• **Short exercise**:
From the entries below, copy every line where the string "Annuity" appears.

— start of Given records —

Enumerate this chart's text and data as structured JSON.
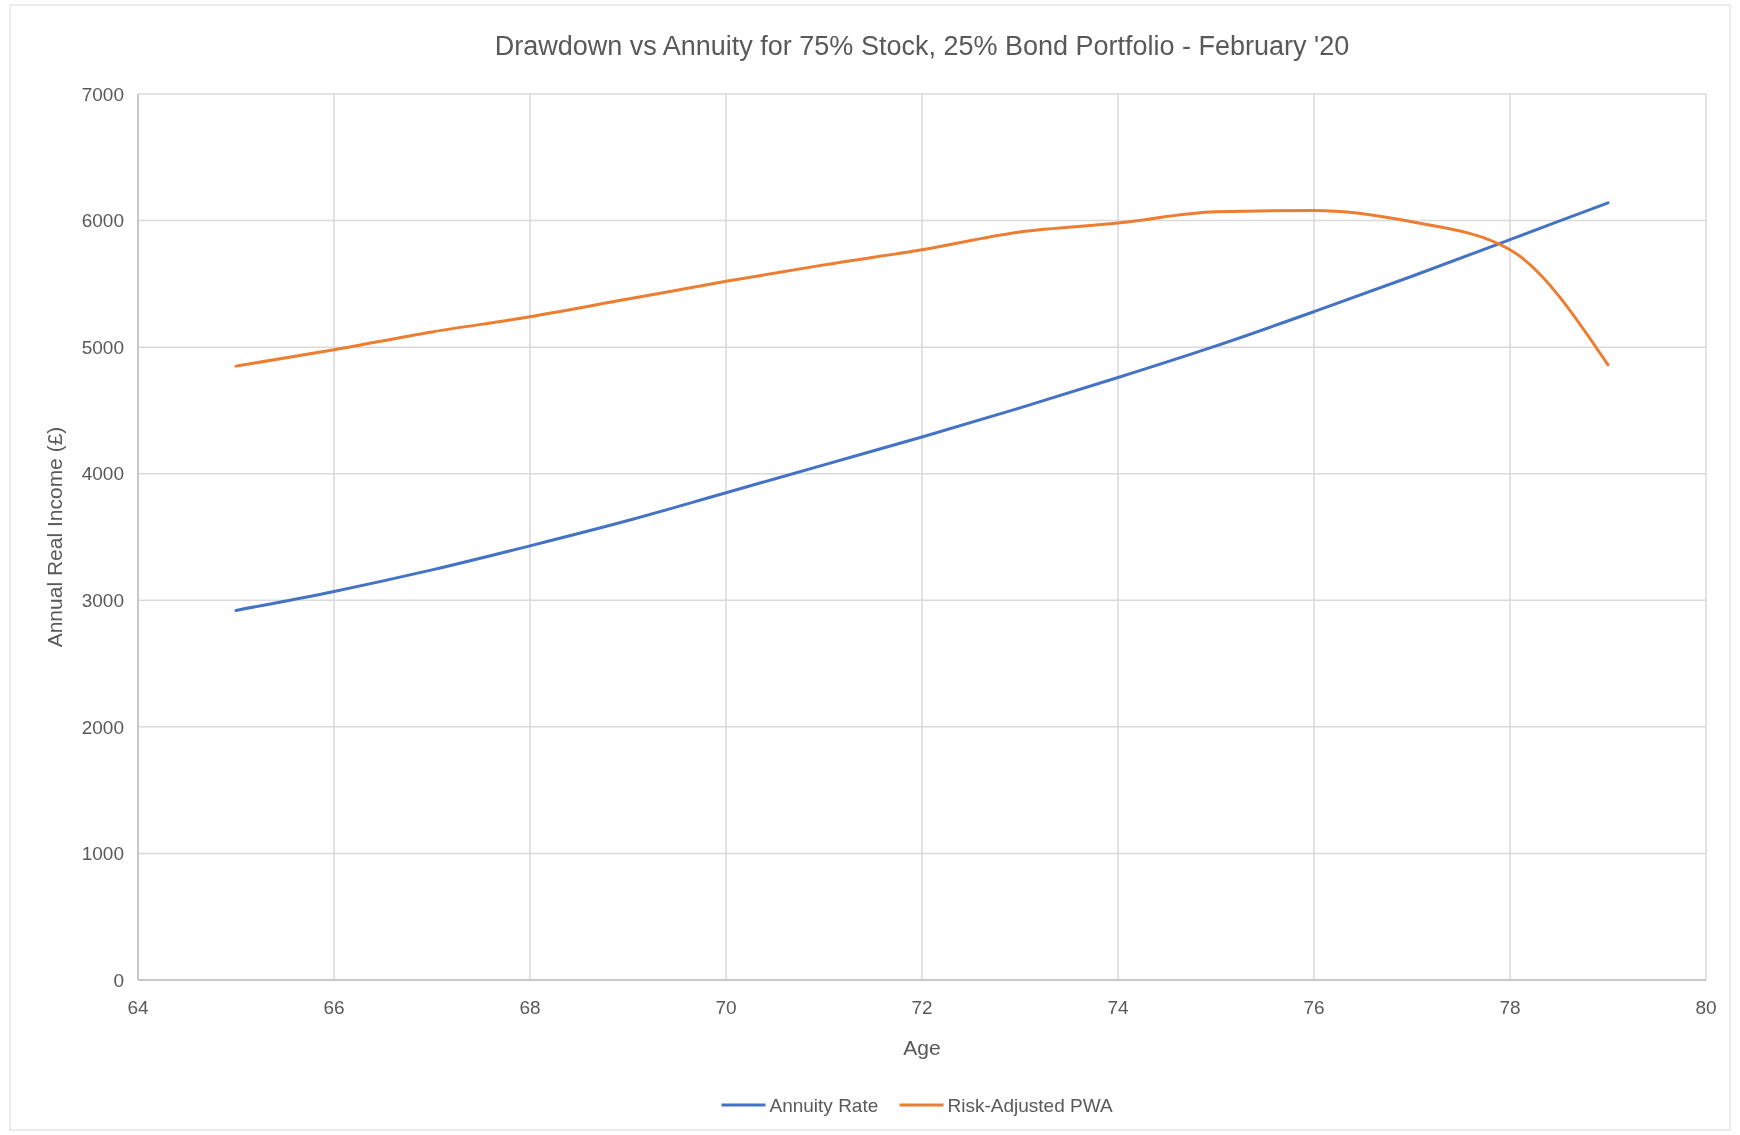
{
  "chart_data": {
    "type": "line",
    "title": "Drawdown vs Annuity for 75% Stock, 25% Bond Portfolio - February '20",
    "xlabel": "Age",
    "ylabel": "Annual Real Income (£)",
    "x": [
      65,
      66,
      67,
      68,
      69,
      70,
      71,
      72,
      73,
      74,
      75,
      76,
      77,
      78,
      79
    ],
    "series": [
      {
        "name": "Annuity Rate",
        "color": "#4472c4",
        "values": [
          2920,
          3070,
          3240,
          3430,
          3630,
          3850,
          4070,
          4290,
          4520,
          4760,
          5010,
          5280,
          5560,
          5850,
          6140
        ]
      },
      {
        "name": "Risk-Adjusted PWA",
        "color": "#ed7d31",
        "values": [
          4850,
          4980,
          5120,
          5240,
          5380,
          5520,
          5650,
          5770,
          5910,
          5980,
          6070,
          6080,
          5990,
          5770,
          4860
        ]
      }
    ],
    "xlim": [
      64,
      80
    ],
    "xticks": [
      64,
      66,
      68,
      70,
      72,
      74,
      76,
      78,
      80
    ],
    "ylim": [
      0,
      7000
    ],
    "yticks": [
      0,
      1000,
      2000,
      3000,
      4000,
      5000,
      6000,
      7000
    ],
    "grid": true,
    "legend": "bottom",
    "marker": "none",
    "line_style": "solid"
  }
}
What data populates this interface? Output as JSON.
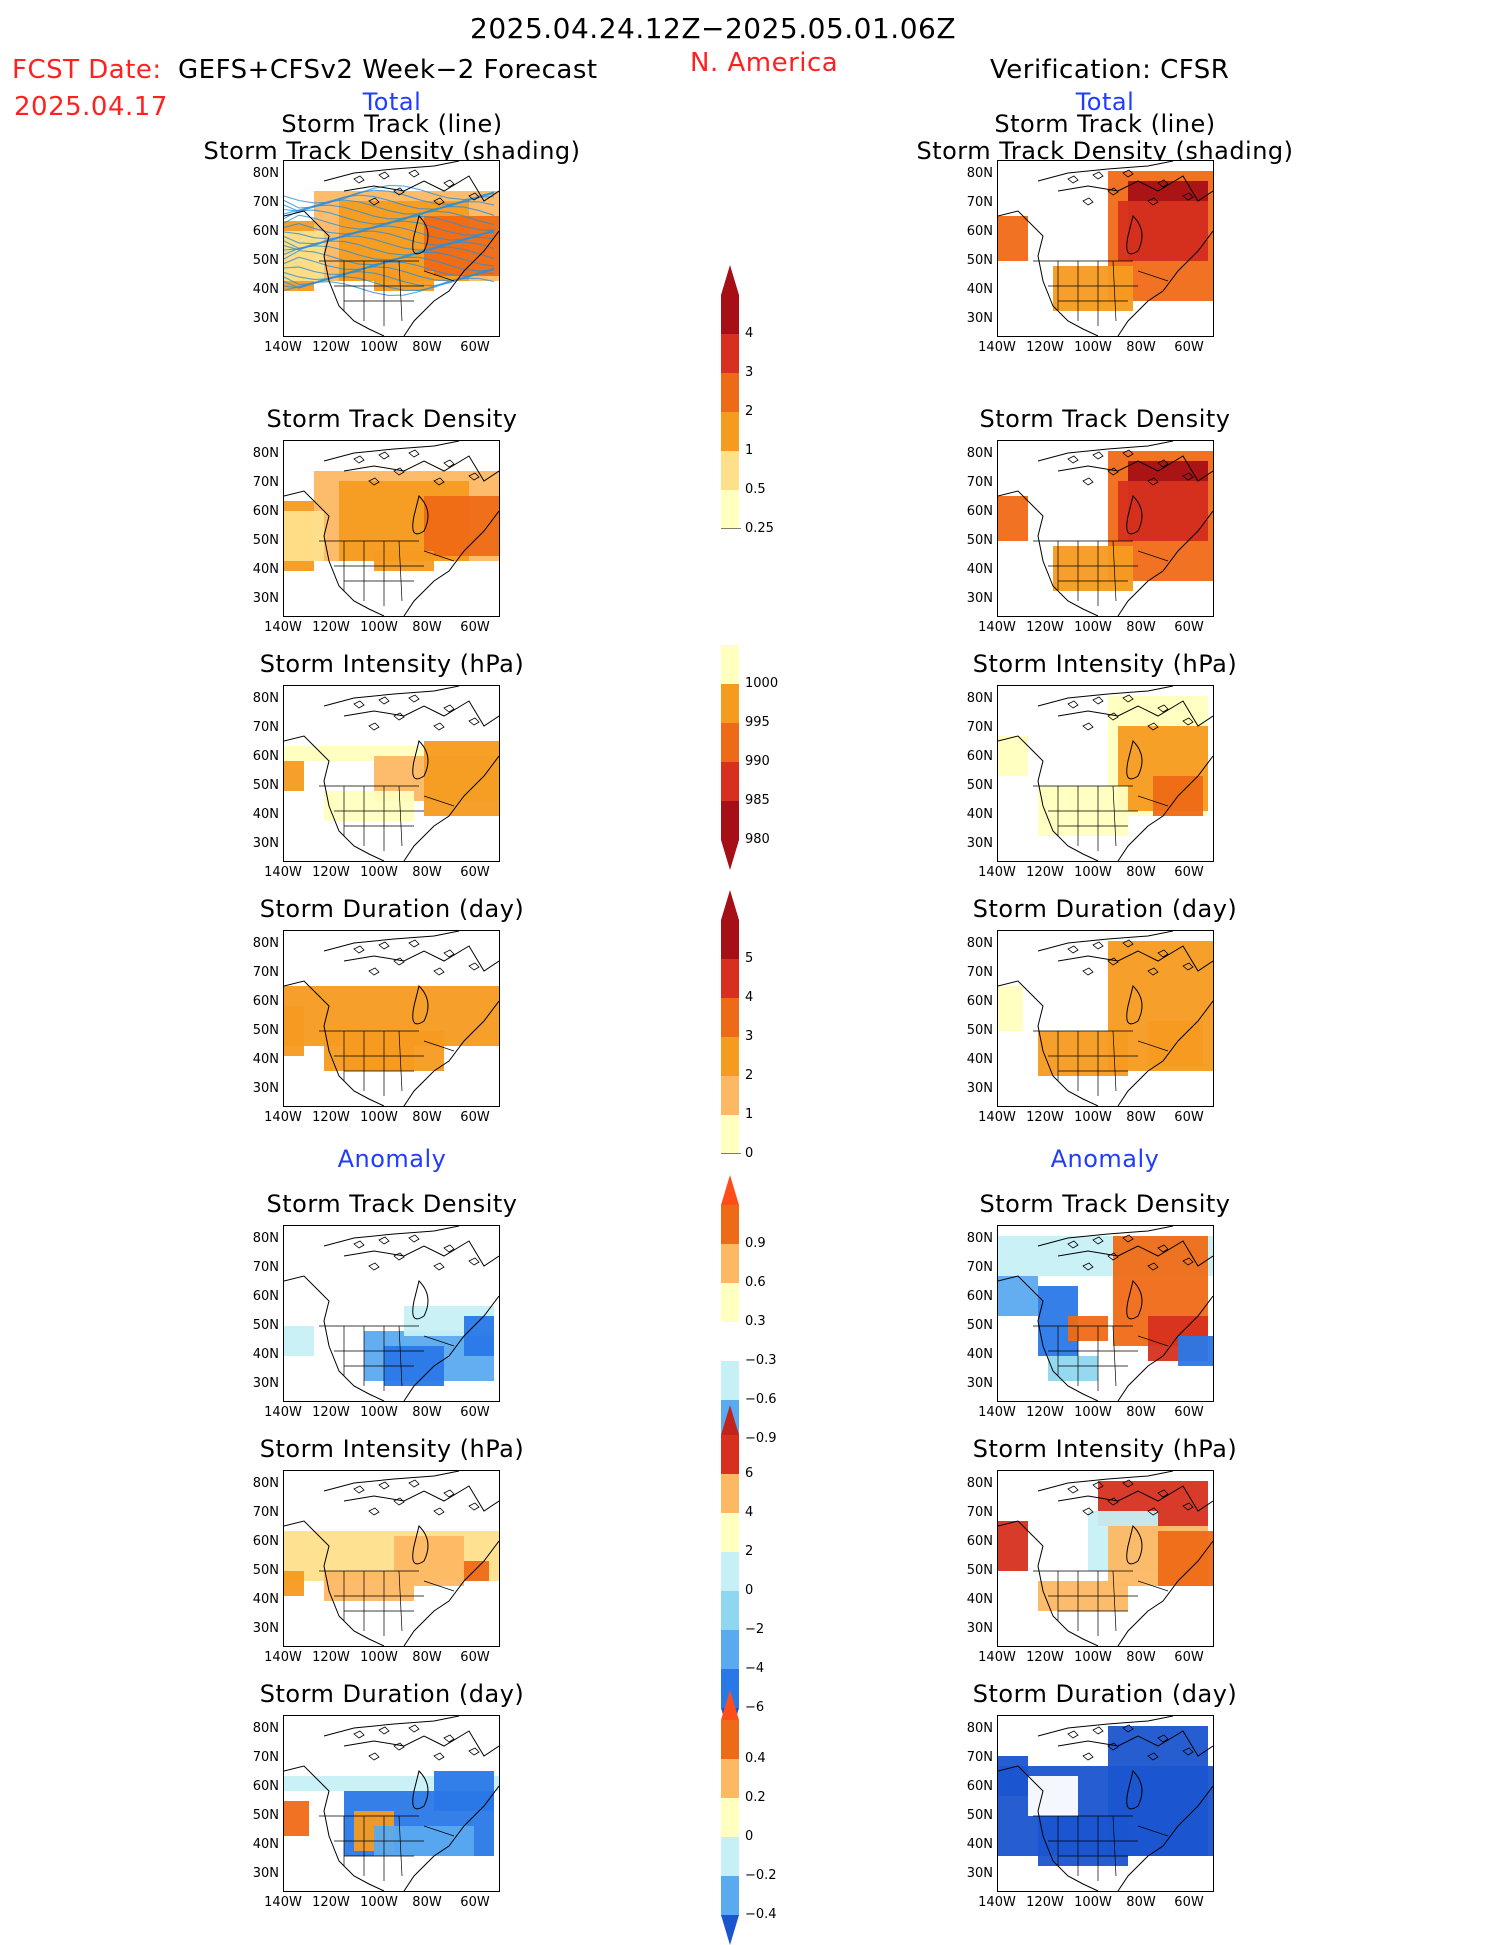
{
  "header": {
    "date_range": "2025.04.24.12Z−2025.05.01.06Z",
    "fcst_label": "FCST Date:",
    "fcst_model": "GEFS+CFSv2 Week−2 Forecast",
    "fcst_date": "2025.04.17",
    "region": "N. America",
    "verification": "Verification: CFSR"
  },
  "sections": {
    "total": "Total",
    "anomaly": "Anomaly"
  },
  "panel_titles": {
    "track_line": "Storm Track (line)",
    "track_density_shading": "Storm Track Density (shading)",
    "track_density": "Storm Track Density",
    "intensity": "Storm Intensity (hPa)",
    "duration": "Storm Duration (day)"
  },
  "axes": {
    "lat_ticks": [
      "80N",
      "70N",
      "60N",
      "50N",
      "40N",
      "30N"
    ],
    "lon_ticks": [
      "140W",
      "120W",
      "100W",
      "80W",
      "60W"
    ]
  },
  "colorbars": {
    "density_total": {
      "labels": [
        "4",
        "3",
        "2",
        "1",
        "0.5",
        "0.25"
      ]
    },
    "intensity_total": {
      "labels": [
        "1000",
        "995",
        "990",
        "985",
        "980"
      ]
    },
    "duration_total": {
      "labels": [
        "5",
        "4",
        "3",
        "2",
        "1",
        "0"
      ]
    },
    "density_anomaly": {
      "labels": [
        "0.9",
        "0.6",
        "0.3",
        "−0.3",
        "−0.6",
        "−0.9"
      ]
    },
    "intensity_anomaly": {
      "labels": [
        "6",
        "4",
        "2",
        "0",
        "−2",
        "−4",
        "−6"
      ]
    },
    "duration_anomaly": {
      "labels": [
        "0.4",
        "0.2",
        "0",
        "−0.2",
        "−0.4"
      ]
    }
  },
  "colors": {
    "text_red": "#ff2020",
    "text_blue": "#1f3cff",
    "warm": [
      "#ffffbf",
      "#fee08b",
      "#fdb863",
      "#f59b20",
      "#ef6a16",
      "#d7301f",
      "#a50f15"
    ],
    "cool": [
      "#c6f0f5",
      "#8fd7f0",
      "#5aaaf0",
      "#2a78e8",
      "#1a55d0"
    ],
    "track_line": "#2a8fd8"
  }
}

— end of Given records —

• **Task answer**:
    "title": "Drawdown vs Annuity for 75% Stock, 25% Bond Portfolio - February '20",
        "name": "Annuity Rate",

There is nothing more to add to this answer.